Material shown:
============================================================

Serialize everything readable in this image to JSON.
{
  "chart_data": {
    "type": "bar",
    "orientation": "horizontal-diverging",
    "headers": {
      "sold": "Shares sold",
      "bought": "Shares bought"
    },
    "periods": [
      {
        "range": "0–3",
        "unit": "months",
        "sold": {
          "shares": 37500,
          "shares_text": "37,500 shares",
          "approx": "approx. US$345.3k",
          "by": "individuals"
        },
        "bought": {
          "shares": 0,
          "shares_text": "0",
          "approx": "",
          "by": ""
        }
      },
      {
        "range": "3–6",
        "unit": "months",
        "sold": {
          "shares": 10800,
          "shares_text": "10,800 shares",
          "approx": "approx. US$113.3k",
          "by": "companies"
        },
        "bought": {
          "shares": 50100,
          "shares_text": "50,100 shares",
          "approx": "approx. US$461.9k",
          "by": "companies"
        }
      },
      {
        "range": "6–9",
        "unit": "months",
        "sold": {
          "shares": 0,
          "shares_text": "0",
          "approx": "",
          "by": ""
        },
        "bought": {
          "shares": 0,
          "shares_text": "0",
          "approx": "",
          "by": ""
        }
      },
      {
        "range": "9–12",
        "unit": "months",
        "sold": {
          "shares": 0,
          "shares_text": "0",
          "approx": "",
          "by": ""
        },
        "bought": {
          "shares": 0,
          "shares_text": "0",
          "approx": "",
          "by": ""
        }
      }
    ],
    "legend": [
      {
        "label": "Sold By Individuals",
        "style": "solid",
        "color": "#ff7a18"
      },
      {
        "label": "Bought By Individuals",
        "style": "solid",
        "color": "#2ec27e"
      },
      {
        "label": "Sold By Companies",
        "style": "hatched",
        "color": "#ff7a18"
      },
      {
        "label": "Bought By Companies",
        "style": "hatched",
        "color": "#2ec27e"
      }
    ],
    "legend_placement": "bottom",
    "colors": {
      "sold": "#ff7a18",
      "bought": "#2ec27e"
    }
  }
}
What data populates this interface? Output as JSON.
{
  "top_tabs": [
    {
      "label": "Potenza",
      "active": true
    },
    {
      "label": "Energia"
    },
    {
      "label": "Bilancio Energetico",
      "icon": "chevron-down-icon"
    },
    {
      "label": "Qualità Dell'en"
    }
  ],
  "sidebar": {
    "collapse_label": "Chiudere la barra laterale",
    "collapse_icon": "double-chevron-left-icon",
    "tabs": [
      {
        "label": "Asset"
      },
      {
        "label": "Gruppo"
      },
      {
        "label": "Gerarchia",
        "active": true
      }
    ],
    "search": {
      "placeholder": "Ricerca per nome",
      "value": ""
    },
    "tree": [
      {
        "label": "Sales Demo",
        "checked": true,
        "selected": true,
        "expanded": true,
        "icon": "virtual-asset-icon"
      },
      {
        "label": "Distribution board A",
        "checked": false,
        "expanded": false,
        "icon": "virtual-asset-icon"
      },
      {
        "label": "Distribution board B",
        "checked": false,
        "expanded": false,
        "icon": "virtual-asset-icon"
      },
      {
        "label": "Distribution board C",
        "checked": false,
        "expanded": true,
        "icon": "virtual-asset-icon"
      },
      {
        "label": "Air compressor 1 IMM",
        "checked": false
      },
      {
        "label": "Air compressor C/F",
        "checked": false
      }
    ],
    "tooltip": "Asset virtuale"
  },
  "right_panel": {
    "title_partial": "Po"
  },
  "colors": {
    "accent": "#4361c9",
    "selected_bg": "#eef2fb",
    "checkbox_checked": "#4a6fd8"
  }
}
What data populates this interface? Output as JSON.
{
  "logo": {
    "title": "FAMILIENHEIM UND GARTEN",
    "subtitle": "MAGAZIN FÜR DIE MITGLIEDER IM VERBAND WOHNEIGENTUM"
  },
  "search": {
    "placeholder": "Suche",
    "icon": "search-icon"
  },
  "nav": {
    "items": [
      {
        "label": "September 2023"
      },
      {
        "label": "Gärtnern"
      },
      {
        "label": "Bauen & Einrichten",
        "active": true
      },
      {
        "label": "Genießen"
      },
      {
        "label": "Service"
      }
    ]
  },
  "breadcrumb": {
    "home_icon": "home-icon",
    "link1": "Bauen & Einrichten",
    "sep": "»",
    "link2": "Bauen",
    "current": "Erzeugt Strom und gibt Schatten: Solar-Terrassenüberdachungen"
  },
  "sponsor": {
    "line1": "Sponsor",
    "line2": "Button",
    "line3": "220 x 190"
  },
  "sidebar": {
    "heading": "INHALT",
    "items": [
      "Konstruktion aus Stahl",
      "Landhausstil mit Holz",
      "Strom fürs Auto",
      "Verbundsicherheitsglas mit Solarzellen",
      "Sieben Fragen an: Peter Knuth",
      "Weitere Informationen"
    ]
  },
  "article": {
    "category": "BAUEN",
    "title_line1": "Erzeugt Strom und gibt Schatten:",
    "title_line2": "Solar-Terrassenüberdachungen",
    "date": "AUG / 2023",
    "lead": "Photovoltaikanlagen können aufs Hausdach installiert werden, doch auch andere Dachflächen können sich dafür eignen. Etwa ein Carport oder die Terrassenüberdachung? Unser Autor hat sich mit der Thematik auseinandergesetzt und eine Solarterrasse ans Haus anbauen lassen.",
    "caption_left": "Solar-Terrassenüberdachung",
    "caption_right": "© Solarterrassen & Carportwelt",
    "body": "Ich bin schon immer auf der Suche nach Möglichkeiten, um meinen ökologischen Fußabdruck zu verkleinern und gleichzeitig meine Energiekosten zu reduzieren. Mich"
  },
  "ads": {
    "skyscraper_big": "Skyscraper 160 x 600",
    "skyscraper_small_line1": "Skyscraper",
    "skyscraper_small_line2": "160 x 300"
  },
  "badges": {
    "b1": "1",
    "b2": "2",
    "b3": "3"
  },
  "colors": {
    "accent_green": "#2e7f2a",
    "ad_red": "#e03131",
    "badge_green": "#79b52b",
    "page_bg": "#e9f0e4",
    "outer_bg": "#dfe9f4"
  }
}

============================================================

Brief: Give back the data above exactly as it appears.

Solved problem:
Serialize everything readable in this image to JSON.
{
  "chart_data": {
    "type": "bar",
    "orientation": "horizontal-diverging",
    "headers": {
      "sold": "Shares sold",
      "bought": "Shares bought"
    },
    "periods": [
      {
        "range": "0–3",
        "unit": "months",
        "sold": {
          "shares": 37500,
          "shares_text": "37,500 shares",
          "approx": "approx. US$345.3k",
          "by": "individuals"
        },
        "bought": {
          "shares": 0,
          "shares_text": "0",
          "approx": "",
          "by": ""
        }
      },
      {
        "range": "3–6",
        "unit": "months",
        "sold": {
          "shares": 10800,
          "shares_text": "10,800 shares",
          "approx": "approx. US$113.3k",
          "by": "companies"
        },
        "bought": {
          "shares": 50100,
          "shares_text": "50,100 shares",
          "approx": "approx. US$461.9k",
          "by": "companies"
        }
      },
      {
        "range": "6–9",
        "unit": "months",
        "sold": {
          "shares": 0,
          "shares_text": "0",
          "approx": "",
          "by": ""
        },
        "bought": {
          "shares": 0,
          "shares_text": "0",
          "approx": "",
          "by": ""
        }
      },
      {
        "range": "9–12",
        "unit": "months",
        "sold": {
          "shares": 0,
          "shares_text": "0",
          "approx": "",
          "by": ""
        },
        "bought": {
          "shares": 0,
          "shares_text": "0",
          "approx": "",
          "by": ""
        }
      }
    ],
    "legend": [
      {
        "label": "Sold By Individuals",
        "style": "solid",
        "color": "#ff7a18"
      },
      {
        "label": "Bought By Individuals",
        "style": "solid",
        "color": "#2ec27e"
      },
      {
        "label": "Sold By Companies",
        "style": "hatched",
        "color": "#ff7a18"
      },
      {
        "label": "Bought By Companies",
        "style": "hatched",
        "color": "#2ec27e"
      }
    ],
    "legend_placement": "bottom",
    "colors": {
      "sold": "#ff7a18",
      "bought": "#2ec27e"
    }
  }
}
What data populates this interface? Output as JSON.
{
  "top_tabs": [
    {
      "label": "Potenza",
      "active": true
    },
    {
      "label": "Energia"
    },
    {
      "label": "Bilancio Energetico",
      "icon": "chevron-down-icon"
    },
    {
      "label": "Qualità Dell'en"
    }
  ],
  "sidebar": {
    "collapse_label": "Chiudere la barra laterale",
    "collapse_icon": "double-chevron-left-icon",
    "tabs": [
      {
        "label": "Asset"
      },
      {
        "label": "Gruppo"
      },
      {
        "label": "Gerarchia",
        "active": true
      }
    ],
    "search": {
      "placeholder": "Ricerca per nome",
      "value": ""
    },
    "tree": [
      {
        "label": "Sales Demo",
        "checked": true,
        "selected": true,
        "expanded": true,
        "icon": "virtual-asset-icon"
      },
      {
        "label": "Distribution board A",
        "checked": false,
        "expanded": false,
        "icon": "virtual-asset-icon"
      },
      {
        "label": "Distribution board B",
        "checked": false,
        "expanded": false,
        "icon": "virtual-asset-icon"
      },
      {
        "label": "Distribution board C",
        "checked": false,
        "expanded": true,
        "icon": "virtual-asset-icon"
      },
      {
        "label": "Air compressor 1 IMM",
        "checked": false
      },
      {
        "label": "Air compressor C/F",
        "checked": false
      }
    ],
    "tooltip": "Asset virtuale"
  },
  "right_panel": {
    "title_partial": "Po"
  },
  "colors": {
    "accent": "#4361c9",
    "selected_bg": "#eef2fb",
    "checkbox_checked": "#4a6fd8"
  }
}
What data populates this interface? Output as JSON.
{
  "logo": {
    "title": "FAMILIENHEIM UND GARTEN",
    "subtitle": "MAGAZIN FÜR DIE MITGLIEDER IM VERBAND WOHNEIGENTUM"
  },
  "search": {
    "placeholder": "Suche",
    "icon": "search-icon"
  },
  "nav": {
    "items": [
      {
        "label": "September 2023"
      },
      {
        "label": "Gärtnern"
      },
      {
        "label": "Bauen & Einrichten",
        "active": true
      },
      {
        "label": "Genießen"
      },
      {
        "label": "Service"
      }
    ]
  },
  "breadcrumb": {
    "home_icon": "home-icon",
    "link1": "Bauen & Einrichten",
    "sep": "»",
    "link2": "Bauen",
    "current": "Erzeugt Strom und gibt Schatten: Solar-Terrassenüberdachungen"
  },
  "sponsor": {
    "line1": "Sponsor",
    "line2": "Button",
    "line3": "220 x 190"
  },
  "sidebar": {
    "heading": "INHALT",
    "items": [
      "Konstruktion aus Stahl",
      "Landhausstil mit Holz",
      "Strom fürs Auto",
      "Verbundsicherheitsglas mit Solarzellen",
      "Sieben Fragen an: Peter Knuth",
      "Weitere Informationen"
    ]
  },
  "article": {
    "category": "BAUEN",
    "title_line1": "Erzeugt Strom und gibt Schatten:",
    "title_line2": "Solar-Terrassenüberdachungen",
    "date": "AUG / 2023",
    "lead": "Photovoltaikanlagen können aufs Hausdach installiert werden, doch auch andere Dachflächen können sich dafür eignen. Etwa ein Carport oder die Terrassenüberdachung? Unser Autor hat sich mit der Thematik auseinandergesetzt und eine Solarterrasse ans Haus anbauen lassen.",
    "caption_left": "Solar-Terrassenüberdachung",
    "caption_right": "© Solarterrassen & Carportwelt",
    "body": "Ich bin schon immer auf der Suche nach Möglichkeiten, um meinen ökologischen Fußabdruck zu verkleinern und gleichzeitig meine Energiekosten zu reduzieren. Mich"
  },
  "ads": {
    "skyscraper_big": "Skyscraper 160 x 600",
    "skyscraper_small_line1": "Skyscraper",
    "skyscraper_small_line2": "160 x 300"
  },
  "badges": {
    "b1": "1",
    "b2": "2",
    "b3": "3"
  },
  "colors": {
    "accent_green": "#2e7f2a",
    "ad_red": "#e03131",
    "badge_green": "#79b52b",
    "page_bg": "#e9f0e4",
    "outer_bg": "#dfe9f4"
  }
}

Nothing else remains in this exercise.